Extract the complete data exactly as given.

(Records from a collection of figures)
****
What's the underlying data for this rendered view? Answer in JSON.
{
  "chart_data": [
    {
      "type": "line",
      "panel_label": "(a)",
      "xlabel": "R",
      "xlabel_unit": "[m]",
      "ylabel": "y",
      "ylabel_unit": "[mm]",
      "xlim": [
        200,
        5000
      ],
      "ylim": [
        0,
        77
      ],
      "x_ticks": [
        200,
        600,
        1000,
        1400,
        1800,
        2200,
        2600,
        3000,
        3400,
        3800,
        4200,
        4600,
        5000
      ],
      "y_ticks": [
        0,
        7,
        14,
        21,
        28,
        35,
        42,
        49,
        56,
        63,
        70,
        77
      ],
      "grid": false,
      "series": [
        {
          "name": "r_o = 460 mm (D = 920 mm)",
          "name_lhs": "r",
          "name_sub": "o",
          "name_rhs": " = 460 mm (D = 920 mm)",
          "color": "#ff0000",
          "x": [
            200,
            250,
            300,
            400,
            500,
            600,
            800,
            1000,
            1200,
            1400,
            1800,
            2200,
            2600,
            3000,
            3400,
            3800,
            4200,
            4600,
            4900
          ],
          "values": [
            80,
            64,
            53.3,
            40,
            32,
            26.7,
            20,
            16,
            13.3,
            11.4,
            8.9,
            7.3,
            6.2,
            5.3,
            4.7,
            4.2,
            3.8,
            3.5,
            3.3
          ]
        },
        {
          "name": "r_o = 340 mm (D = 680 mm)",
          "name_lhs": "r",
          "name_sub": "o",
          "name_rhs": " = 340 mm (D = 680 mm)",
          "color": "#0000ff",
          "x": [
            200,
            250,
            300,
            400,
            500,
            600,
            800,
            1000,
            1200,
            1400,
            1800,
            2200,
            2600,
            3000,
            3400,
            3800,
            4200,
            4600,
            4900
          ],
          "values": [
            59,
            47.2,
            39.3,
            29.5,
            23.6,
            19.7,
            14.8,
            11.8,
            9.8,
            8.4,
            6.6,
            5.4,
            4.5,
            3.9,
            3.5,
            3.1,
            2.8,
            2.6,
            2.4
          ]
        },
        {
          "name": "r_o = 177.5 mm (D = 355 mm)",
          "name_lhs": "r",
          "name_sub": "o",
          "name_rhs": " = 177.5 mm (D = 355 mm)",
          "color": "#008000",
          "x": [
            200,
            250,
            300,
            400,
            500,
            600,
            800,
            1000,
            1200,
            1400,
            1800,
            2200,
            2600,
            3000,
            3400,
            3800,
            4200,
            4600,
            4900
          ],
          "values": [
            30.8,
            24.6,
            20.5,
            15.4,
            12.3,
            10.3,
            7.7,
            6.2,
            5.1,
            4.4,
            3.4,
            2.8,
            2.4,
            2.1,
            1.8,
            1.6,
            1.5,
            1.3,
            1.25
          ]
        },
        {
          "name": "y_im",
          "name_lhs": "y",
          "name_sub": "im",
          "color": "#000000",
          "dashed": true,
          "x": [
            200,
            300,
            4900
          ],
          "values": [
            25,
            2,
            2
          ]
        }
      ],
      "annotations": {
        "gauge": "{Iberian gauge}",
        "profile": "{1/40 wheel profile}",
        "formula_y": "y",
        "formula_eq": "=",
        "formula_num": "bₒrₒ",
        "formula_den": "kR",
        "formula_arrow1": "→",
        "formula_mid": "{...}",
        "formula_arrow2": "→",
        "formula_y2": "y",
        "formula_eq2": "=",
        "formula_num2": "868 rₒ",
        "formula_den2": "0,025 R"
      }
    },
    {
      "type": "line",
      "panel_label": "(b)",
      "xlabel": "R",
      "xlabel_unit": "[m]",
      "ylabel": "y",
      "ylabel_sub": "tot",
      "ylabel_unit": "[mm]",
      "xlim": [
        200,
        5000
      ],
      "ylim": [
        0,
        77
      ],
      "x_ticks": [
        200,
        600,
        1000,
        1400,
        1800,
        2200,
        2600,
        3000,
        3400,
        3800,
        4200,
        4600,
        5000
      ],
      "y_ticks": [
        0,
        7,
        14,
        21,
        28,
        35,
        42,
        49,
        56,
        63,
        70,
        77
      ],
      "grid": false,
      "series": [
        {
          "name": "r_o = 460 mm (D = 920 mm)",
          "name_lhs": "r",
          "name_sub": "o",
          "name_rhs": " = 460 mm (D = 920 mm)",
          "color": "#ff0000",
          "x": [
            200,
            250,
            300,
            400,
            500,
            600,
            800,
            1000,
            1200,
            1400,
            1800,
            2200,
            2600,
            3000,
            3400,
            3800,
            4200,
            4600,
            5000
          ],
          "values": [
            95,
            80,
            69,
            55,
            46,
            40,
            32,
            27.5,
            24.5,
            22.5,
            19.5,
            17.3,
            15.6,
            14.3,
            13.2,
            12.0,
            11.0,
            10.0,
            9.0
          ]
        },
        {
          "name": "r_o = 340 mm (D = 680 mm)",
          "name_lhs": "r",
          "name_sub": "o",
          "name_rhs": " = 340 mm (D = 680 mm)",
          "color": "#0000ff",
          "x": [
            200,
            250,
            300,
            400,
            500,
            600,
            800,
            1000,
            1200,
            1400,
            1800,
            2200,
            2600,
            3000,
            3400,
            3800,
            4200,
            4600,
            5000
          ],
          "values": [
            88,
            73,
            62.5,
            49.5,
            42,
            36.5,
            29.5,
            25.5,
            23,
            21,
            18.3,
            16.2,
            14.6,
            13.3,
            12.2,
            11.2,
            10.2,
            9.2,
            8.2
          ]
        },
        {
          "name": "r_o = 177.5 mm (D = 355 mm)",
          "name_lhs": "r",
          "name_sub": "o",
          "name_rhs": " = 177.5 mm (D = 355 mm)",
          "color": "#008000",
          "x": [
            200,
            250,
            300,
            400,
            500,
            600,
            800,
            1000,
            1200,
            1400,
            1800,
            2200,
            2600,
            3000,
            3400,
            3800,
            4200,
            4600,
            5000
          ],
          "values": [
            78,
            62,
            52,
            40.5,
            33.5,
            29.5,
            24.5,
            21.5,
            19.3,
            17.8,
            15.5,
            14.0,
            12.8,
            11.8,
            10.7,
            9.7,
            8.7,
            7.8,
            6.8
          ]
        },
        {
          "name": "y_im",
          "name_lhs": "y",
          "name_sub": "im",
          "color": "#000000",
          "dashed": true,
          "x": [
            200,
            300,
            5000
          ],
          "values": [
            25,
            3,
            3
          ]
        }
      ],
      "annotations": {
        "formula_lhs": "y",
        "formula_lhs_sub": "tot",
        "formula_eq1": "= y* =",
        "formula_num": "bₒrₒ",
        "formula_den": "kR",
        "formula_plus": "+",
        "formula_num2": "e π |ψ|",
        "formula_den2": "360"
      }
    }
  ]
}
****
§ **SOLUTION FOR THIS EXERCISE**
What's the underlying data for this rendered view? Answer in JSON.
{
  "chart_data": [
    {
      "type": "line",
      "panel_label": "(a)",
      "xlabel": "R",
      "xlabel_unit": "[m]",
      "ylabel": "y",
      "ylabel_unit": "[mm]",
      "xlim": [
        200,
        5000
      ],
      "ylim": [
        0,
        77
      ],
      "x_ticks": [
        200,
        600,
        1000,
        1400,
        1800,
        2200,
        2600,
        3000,
        3400,
        3800,
        4200,
        4600,
        5000
      ],
      "y_ticks": [
        0,
        7,
        14,
        21,
        28,
        35,
        42,
        49,
        56,
        63,
        70,
        77
      ],
      "grid": false,
      "series": [
        {
          "name": "r_o = 460 mm (D = 920 mm)",
          "name_lhs": "r",
          "name_sub": "o",
          "name_rhs": " = 460 mm (D = 920 mm)",
          "color": "#ff0000",
          "x": [
            200,
            250,
            300,
            400,
            500,
            600,
            800,
            1000,
            1200,
            1400,
            1800,
            2200,
            2600,
            3000,
            3400,
            3800,
            4200,
            4600,
            4900
          ],
          "values": [
            80,
            64,
            53.3,
            40,
            32,
            26.7,
            20,
            16,
            13.3,
            11.4,
            8.9,
            7.3,
            6.2,
            5.3,
            4.7,
            4.2,
            3.8,
            3.5,
            3.3
          ]
        },
        {
          "name": "r_o = 340 mm (D = 680 mm)",
          "name_lhs": "r",
          "name_sub": "o",
          "name_rhs": " = 340 mm (D = 680 mm)",
          "color": "#0000ff",
          "x": [
            200,
            250,
            300,
            400,
            500,
            600,
            800,
            1000,
            1200,
            1400,
            1800,
            2200,
            2600,
            3000,
            3400,
            3800,
            4200,
            4600,
            4900
          ],
          "values": [
            59,
            47.2,
            39.3,
            29.5,
            23.6,
            19.7,
            14.8,
            11.8,
            9.8,
            8.4,
            6.6,
            5.4,
            4.5,
            3.9,
            3.5,
            3.1,
            2.8,
            2.6,
            2.4
          ]
        },
        {
          "name": "r_o = 177.5 mm (D = 355 mm)",
          "name_lhs": "r",
          "name_sub": "o",
          "name_rhs": " = 177.5 mm (D = 355 mm)",
          "color": "#008000",
          "x": [
            200,
            250,
            300,
            400,
            500,
            600,
            800,
            1000,
            1200,
            1400,
            1800,
            2200,
            2600,
            3000,
            3400,
            3800,
            4200,
            4600,
            4900
          ],
          "values": [
            30.8,
            24.6,
            20.5,
            15.4,
            12.3,
            10.3,
            7.7,
            6.2,
            5.1,
            4.4,
            3.4,
            2.8,
            2.4,
            2.1,
            1.8,
            1.6,
            1.5,
            1.3,
            1.25
          ]
        },
        {
          "name": "y_im",
          "name_lhs": "y",
          "name_sub": "im",
          "color": "#000000",
          "dashed": true,
          "x": [
            200,
            300,
            4900
          ],
          "values": [
            25,
            2,
            2
          ]
        }
      ],
      "annotations": {
        "gauge": "{Iberian gauge}",
        "profile": "{1/40 wheel profile}",
        "formula_y": "y",
        "formula_eq": "=",
        "formula_num": "bₒrₒ",
        "formula_den": "kR",
        "formula_arrow1": "→",
        "formula_mid": "{...}",
        "formula_arrow2": "→",
        "formula_y2": "y",
        "formula_eq2": "=",
        "formula_num2": "868 rₒ",
        "formula_den2": "0,025 R"
      }
    },
    {
      "type": "line",
      "panel_label": "(b)",
      "xlabel": "R",
      "xlabel_unit": "[m]",
      "ylabel": "y",
      "ylabel_sub": "tot",
      "ylabel_unit": "[mm]",
      "xlim": [
        200,
        5000
      ],
      "ylim": [
        0,
        77
      ],
      "x_ticks": [
        200,
        600,
        1000,
        1400,
        1800,
        2200,
        2600,
        3000,
        3400,
        3800,
        4200,
        4600,
        5000
      ],
      "y_ticks": [
        0,
        7,
        14,
        21,
        28,
        35,
        42,
        49,
        56,
        63,
        70,
        77
      ],
      "grid": false,
      "series": [
        {
          "name": "r_o = 460 mm (D = 920 mm)",
          "name_lhs": "r",
          "name_sub": "o",
          "name_rhs": " = 460 mm (D = 920 mm)",
          "color": "#ff0000",
          "x": [
            200,
            250,
            300,
            400,
            500,
            600,
            800,
            1000,
            1200,
            1400,
            1800,
            2200,
            2600,
            3000,
            3400,
            3800,
            4200,
            4600,
            5000
          ],
          "values": [
            95,
            80,
            69,
            55,
            46,
            40,
            32,
            27.5,
            24.5,
            22.5,
            19.5,
            17.3,
            15.6,
            14.3,
            13.2,
            12.0,
            11.0,
            10.0,
            9.0
          ]
        },
        {
          "name": "r_o = 340 mm (D = 680 mm)",
          "name_lhs": "r",
          "name_sub": "o",
          "name_rhs": " = 340 mm (D = 680 mm)",
          "color": "#0000ff",
          "x": [
            200,
            250,
            300,
            400,
            500,
            600,
            800,
            1000,
            1200,
            1400,
            1800,
            2200,
            2600,
            3000,
            3400,
            3800,
            4200,
            4600,
            5000
          ],
          "values": [
            88,
            73,
            62.5,
            49.5,
            42,
            36.5,
            29.5,
            25.5,
            23,
            21,
            18.3,
            16.2,
            14.6,
            13.3,
            12.2,
            11.2,
            10.2,
            9.2,
            8.2
          ]
        },
        {
          "name": "r_o = 177.5 mm (D = 355 mm)",
          "name_lhs": "r",
          "name_sub": "o",
          "name_rhs": " = 177.5 mm (D = 355 mm)",
          "color": "#008000",
          "x": [
            200,
            250,
            300,
            400,
            500,
            600,
            800,
            1000,
            1200,
            1400,
            1800,
            2200,
            2600,
            3000,
            3400,
            3800,
            4200,
            4600,
            5000
          ],
          "values": [
            78,
            62,
            52,
            40.5,
            33.5,
            29.5,
            24.5,
            21.5,
            19.3,
            17.8,
            15.5,
            14.0,
            12.8,
            11.8,
            10.7,
            9.7,
            8.7,
            7.8,
            6.8
          ]
        },
        {
          "name": "y_im",
          "name_lhs": "y",
          "name_sub": "im",
          "color": "#000000",
          "dashed": true,
          "x": [
            200,
            300,
            5000
          ],
          "values": [
            25,
            3,
            3
          ]
        }
      ],
      "annotations": {
        "formula_lhs": "y",
        "formula_lhs_sub": "tot",
        "formula_eq1": "= y* =",
        "formula_num": "bₒrₒ",
        "formula_den": "kR",
        "formula_plus": "+",
        "formula_num2": "e π |ψ|",
        "formula_den2": "360"
      }
    }
  ]
}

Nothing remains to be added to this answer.